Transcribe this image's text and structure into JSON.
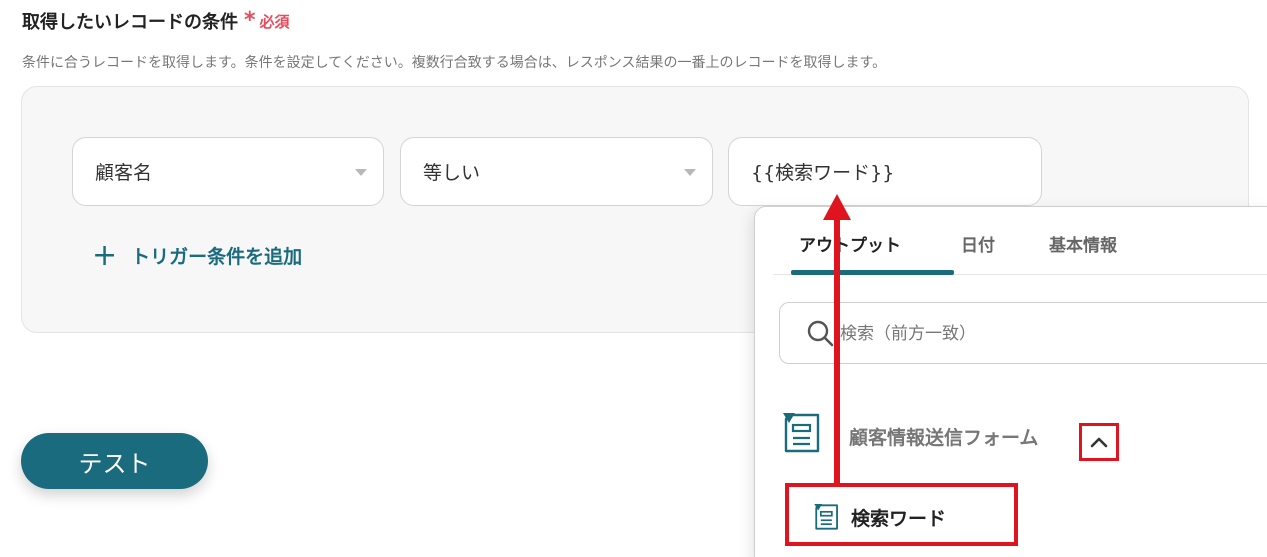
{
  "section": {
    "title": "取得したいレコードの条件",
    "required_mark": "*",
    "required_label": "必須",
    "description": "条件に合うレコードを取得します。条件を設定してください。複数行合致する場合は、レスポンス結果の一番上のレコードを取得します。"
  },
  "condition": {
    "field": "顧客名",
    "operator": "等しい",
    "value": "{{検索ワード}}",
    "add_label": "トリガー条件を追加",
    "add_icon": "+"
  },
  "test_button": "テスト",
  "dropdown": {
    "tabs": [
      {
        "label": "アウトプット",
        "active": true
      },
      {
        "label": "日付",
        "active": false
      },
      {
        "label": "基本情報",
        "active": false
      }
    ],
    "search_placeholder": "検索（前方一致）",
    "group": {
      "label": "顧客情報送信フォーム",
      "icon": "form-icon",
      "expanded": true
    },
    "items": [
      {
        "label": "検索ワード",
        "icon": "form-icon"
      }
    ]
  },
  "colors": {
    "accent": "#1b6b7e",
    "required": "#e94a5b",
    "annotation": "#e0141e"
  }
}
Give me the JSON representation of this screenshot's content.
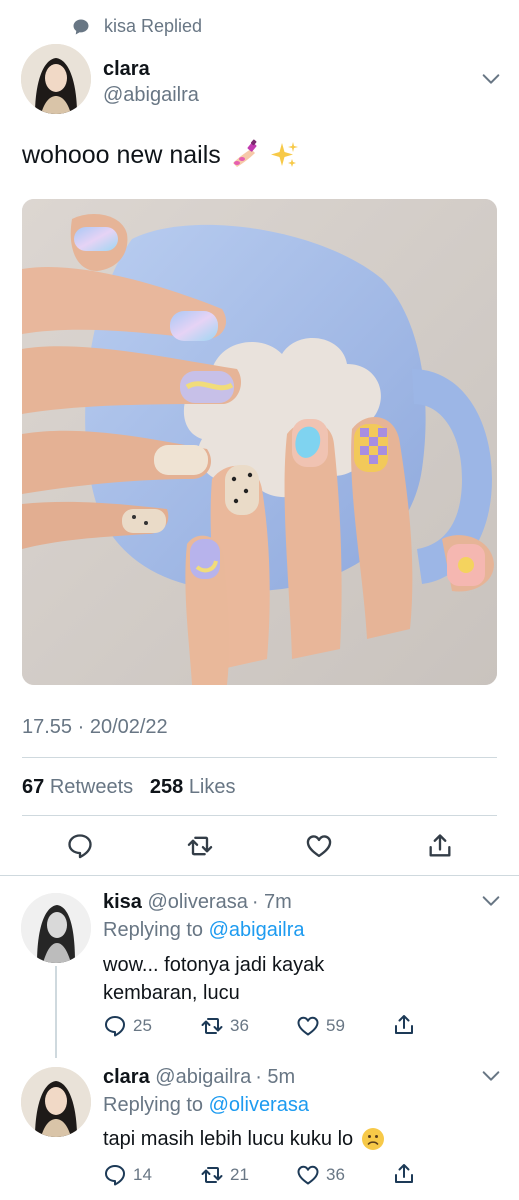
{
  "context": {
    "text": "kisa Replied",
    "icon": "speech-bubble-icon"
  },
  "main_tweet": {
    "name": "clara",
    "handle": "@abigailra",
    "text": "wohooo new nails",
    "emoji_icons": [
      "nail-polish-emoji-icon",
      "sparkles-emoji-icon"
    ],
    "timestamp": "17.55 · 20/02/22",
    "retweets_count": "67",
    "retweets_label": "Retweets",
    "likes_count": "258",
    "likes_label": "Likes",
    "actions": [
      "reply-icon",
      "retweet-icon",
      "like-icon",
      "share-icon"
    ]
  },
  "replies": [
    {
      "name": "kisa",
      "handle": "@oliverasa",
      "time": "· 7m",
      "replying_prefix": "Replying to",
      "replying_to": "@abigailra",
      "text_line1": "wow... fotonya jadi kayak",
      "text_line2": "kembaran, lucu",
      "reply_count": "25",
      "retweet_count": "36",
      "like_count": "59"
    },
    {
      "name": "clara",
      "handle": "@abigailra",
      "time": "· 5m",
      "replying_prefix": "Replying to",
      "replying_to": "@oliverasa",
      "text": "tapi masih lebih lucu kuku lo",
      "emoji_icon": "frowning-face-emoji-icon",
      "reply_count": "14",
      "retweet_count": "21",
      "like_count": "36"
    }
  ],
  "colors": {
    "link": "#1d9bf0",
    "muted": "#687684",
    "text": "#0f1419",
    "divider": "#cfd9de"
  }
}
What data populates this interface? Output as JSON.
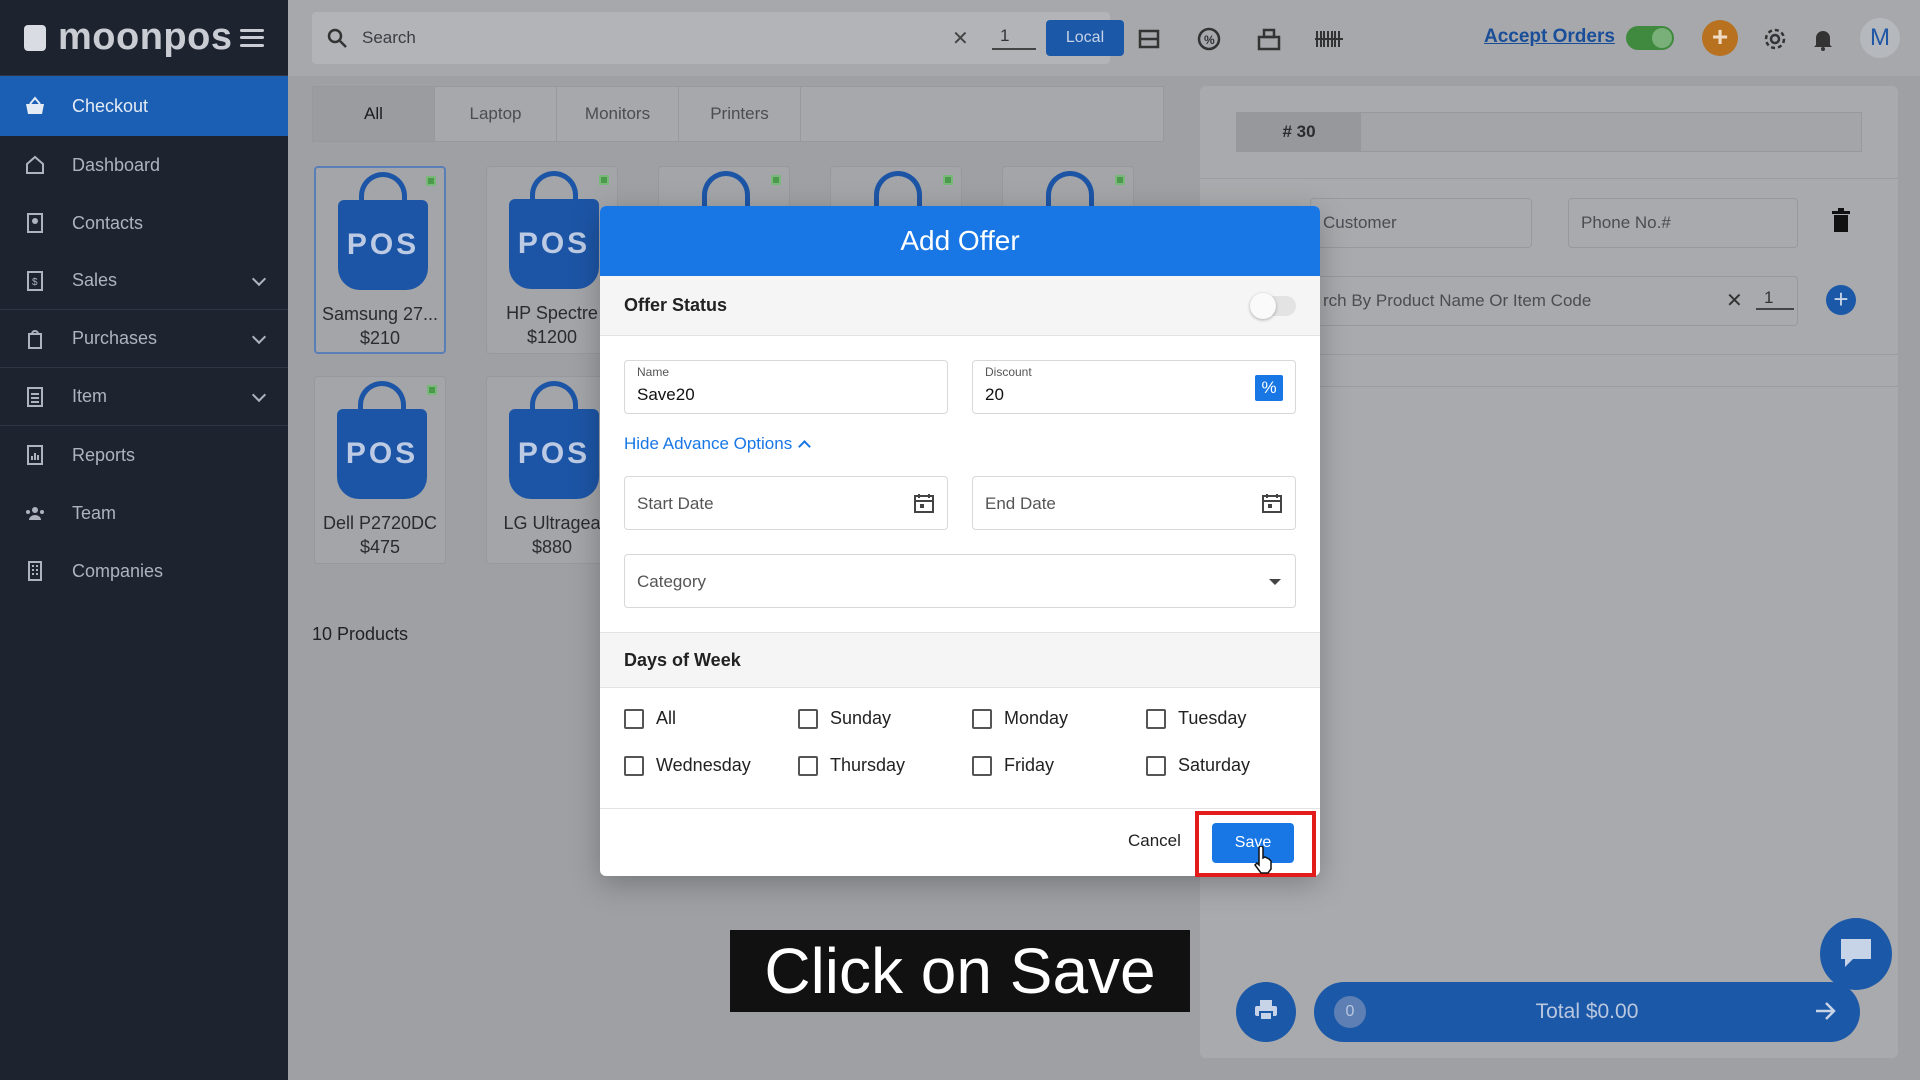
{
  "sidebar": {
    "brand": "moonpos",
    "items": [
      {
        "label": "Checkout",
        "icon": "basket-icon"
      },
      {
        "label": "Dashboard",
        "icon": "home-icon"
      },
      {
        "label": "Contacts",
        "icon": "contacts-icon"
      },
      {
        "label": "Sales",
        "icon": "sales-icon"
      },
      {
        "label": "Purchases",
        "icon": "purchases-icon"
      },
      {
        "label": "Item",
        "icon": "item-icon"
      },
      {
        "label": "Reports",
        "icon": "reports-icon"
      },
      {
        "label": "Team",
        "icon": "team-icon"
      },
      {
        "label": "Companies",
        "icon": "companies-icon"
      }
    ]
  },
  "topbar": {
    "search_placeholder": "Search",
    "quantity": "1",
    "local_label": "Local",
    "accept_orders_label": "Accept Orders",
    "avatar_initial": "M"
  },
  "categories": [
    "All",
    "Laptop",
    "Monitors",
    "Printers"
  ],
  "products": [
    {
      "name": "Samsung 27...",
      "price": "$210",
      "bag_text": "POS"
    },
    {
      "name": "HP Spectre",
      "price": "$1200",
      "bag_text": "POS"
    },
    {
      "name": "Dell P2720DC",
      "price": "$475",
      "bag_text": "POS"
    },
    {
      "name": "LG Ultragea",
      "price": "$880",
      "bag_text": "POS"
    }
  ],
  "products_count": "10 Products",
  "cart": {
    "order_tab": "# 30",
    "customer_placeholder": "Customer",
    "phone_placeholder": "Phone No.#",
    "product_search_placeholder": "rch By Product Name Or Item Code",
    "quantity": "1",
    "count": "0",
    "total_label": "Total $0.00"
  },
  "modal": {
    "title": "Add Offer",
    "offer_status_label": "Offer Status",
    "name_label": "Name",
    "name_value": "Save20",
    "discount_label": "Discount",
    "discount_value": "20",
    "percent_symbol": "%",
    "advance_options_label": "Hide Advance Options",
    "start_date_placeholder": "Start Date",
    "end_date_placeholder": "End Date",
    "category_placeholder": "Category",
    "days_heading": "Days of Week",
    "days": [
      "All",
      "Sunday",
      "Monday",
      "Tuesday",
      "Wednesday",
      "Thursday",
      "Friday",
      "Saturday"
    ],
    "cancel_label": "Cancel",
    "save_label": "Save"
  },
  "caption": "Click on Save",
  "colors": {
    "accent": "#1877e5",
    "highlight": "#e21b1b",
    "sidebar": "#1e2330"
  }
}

◇ ◇ ◇ ◇

■ Set task: Copy out the lines that hold "Date".

■ Exercise solution:
    "start_date_placeholder": "Start Date",
    "end_date_placeholder": "End Date",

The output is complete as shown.